- [Your goal]: Write out, word for word, every line from the one containing "Decode this image" through the last line of the records below, both ends included.
## start Task input
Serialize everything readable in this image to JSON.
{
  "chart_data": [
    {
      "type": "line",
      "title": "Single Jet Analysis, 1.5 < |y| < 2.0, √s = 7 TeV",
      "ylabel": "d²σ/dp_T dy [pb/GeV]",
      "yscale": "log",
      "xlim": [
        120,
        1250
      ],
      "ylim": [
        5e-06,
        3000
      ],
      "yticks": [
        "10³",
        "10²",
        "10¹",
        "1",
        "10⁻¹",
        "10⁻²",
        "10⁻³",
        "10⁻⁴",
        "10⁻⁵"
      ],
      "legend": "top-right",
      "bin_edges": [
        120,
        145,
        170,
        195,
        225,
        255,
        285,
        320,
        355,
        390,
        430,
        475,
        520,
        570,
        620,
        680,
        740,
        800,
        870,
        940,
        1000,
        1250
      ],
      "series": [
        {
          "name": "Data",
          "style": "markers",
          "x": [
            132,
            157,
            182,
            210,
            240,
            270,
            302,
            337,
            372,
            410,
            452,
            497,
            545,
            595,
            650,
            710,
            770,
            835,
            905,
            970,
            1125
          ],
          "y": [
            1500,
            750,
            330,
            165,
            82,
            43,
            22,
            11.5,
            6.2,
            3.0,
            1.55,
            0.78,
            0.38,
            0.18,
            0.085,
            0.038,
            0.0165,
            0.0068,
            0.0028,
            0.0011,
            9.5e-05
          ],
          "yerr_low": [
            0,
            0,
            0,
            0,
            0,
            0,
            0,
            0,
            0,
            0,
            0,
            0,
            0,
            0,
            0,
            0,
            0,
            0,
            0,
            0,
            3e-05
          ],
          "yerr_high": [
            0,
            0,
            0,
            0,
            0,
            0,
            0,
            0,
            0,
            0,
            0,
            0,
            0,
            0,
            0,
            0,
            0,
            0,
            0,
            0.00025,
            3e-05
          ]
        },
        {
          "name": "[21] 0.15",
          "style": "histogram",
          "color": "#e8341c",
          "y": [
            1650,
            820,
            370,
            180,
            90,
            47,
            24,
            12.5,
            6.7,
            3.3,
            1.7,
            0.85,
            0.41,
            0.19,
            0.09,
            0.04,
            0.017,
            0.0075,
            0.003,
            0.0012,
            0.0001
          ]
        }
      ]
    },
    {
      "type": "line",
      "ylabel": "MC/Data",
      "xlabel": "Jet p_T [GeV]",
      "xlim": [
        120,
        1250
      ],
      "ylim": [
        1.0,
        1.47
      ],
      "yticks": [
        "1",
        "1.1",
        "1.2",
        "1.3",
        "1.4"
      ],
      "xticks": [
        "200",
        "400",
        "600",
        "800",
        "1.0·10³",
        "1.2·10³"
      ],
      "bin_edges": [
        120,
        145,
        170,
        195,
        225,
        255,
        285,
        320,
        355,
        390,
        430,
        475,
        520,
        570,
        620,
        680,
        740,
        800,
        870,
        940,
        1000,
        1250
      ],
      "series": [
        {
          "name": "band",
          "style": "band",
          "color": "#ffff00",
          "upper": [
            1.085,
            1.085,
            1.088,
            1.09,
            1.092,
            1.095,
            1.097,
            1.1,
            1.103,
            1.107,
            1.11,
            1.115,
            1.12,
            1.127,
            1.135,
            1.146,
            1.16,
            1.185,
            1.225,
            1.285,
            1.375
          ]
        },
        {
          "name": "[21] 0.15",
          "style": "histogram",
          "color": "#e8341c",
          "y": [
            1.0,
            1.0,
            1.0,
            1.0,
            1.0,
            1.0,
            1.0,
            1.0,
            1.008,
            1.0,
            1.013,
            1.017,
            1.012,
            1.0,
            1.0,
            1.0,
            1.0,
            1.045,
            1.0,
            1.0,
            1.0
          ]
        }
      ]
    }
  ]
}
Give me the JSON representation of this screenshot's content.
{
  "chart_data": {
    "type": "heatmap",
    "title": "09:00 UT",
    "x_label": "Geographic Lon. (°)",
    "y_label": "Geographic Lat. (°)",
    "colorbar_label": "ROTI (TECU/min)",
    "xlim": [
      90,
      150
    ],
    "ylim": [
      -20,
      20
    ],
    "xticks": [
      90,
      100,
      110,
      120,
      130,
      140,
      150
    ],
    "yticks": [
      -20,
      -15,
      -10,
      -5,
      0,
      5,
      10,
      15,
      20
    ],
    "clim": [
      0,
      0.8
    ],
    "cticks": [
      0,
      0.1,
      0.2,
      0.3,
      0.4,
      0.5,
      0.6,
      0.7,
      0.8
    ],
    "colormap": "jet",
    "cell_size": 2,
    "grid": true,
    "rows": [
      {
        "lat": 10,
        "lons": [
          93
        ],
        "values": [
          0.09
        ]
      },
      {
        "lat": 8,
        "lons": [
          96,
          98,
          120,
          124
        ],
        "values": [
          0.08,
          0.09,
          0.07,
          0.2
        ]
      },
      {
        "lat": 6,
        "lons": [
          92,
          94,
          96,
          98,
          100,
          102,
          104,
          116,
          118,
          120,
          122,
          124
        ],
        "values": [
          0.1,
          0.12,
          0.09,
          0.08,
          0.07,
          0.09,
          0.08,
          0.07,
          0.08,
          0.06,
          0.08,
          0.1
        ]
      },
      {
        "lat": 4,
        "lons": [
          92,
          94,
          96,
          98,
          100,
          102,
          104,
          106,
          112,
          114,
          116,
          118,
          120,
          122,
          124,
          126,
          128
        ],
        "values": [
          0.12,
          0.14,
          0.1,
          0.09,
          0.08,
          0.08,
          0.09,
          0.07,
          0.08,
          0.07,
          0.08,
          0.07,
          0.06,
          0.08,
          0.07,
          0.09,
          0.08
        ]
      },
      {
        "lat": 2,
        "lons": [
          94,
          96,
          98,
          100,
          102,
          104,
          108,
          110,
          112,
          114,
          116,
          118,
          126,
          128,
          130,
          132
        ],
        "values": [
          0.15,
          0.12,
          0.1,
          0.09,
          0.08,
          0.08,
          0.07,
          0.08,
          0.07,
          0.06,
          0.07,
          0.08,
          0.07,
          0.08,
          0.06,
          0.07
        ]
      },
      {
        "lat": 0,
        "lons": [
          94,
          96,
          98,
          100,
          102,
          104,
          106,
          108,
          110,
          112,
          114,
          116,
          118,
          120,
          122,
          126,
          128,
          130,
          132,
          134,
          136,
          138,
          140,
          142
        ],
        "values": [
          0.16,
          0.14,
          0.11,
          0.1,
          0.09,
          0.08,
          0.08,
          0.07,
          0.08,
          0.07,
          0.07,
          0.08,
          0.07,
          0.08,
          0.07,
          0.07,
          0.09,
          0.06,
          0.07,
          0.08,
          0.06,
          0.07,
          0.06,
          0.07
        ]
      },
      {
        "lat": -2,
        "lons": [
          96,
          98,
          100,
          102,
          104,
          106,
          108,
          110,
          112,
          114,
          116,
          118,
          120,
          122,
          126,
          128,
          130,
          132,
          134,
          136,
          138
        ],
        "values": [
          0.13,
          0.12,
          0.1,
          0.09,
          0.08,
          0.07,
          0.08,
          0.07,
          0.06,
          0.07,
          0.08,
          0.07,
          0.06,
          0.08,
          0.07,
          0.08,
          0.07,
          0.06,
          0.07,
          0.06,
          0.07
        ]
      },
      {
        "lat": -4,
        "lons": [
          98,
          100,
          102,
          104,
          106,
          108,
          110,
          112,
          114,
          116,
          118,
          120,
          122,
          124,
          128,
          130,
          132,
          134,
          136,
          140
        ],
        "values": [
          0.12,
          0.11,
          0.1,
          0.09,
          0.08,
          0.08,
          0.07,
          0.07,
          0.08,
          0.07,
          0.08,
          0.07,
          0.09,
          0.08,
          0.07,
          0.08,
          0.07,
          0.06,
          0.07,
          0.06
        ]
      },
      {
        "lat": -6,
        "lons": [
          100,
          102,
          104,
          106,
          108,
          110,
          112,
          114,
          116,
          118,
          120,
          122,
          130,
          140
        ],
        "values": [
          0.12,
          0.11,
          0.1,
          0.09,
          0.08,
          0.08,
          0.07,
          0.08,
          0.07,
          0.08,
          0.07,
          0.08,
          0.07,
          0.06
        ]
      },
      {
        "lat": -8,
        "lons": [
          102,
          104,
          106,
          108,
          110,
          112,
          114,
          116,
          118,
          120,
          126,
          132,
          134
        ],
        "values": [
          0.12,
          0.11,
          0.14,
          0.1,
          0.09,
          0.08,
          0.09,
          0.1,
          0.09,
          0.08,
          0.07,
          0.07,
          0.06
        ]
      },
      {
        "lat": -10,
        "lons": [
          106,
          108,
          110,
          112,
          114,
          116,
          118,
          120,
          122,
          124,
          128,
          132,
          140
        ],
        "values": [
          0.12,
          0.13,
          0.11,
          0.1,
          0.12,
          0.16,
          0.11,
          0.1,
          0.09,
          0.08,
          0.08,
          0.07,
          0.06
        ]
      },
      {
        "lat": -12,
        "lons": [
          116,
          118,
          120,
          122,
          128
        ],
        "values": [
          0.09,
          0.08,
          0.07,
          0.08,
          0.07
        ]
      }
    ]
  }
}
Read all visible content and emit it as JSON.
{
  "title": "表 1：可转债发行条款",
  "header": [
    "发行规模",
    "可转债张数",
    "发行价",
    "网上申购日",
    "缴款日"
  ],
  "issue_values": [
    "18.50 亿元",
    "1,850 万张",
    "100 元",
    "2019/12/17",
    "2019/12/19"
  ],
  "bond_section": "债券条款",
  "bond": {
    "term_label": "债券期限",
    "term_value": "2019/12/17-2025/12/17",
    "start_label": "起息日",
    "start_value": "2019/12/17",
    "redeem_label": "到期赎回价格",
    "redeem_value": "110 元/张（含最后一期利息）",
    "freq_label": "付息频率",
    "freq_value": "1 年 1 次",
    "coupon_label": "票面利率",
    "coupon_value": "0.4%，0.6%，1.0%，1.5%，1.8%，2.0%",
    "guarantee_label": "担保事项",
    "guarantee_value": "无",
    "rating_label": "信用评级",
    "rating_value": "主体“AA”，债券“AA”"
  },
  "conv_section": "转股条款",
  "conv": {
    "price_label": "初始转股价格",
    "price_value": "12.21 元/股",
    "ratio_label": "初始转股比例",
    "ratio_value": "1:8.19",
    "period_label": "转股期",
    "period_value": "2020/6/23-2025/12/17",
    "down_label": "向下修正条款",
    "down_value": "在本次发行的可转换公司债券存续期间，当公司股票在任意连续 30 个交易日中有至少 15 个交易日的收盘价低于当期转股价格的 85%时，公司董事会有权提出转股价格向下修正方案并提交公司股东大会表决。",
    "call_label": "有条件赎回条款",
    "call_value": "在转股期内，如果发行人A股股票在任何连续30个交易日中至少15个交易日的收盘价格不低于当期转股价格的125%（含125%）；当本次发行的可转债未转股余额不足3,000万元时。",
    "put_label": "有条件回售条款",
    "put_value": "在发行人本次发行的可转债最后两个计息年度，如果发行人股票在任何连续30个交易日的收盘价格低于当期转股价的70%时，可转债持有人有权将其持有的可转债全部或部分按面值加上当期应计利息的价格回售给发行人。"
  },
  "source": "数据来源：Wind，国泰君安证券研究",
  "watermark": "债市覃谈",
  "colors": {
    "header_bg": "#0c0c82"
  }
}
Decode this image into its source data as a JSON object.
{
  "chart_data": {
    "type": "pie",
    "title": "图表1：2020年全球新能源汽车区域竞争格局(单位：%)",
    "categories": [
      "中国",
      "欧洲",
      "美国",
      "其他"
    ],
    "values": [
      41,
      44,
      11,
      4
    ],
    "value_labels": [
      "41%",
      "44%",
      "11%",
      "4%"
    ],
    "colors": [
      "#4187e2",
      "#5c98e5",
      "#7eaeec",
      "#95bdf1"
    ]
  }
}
## end Task input
- [Correct result]:
Decode this image into its source data as a JSON object.
{
  "chart_data": {
    "type": "pie",
    "title": "图表1：2020年全球新能源汽车区域竞争格局(单位：%)",
    "categories": [
      "中国",
      "欧洲",
      "美国",
      "其他"
    ],
    "values": [
      41,
      44,
      11,
      4
    ],
    "value_labels": [
      "41%",
      "44%",
      "11%",
      "4%"
    ],
    "colors": [
      "#4187e2",
      "#5c98e5",
      "#7eaeec",
      "#95bdf1"
    ]
  }
}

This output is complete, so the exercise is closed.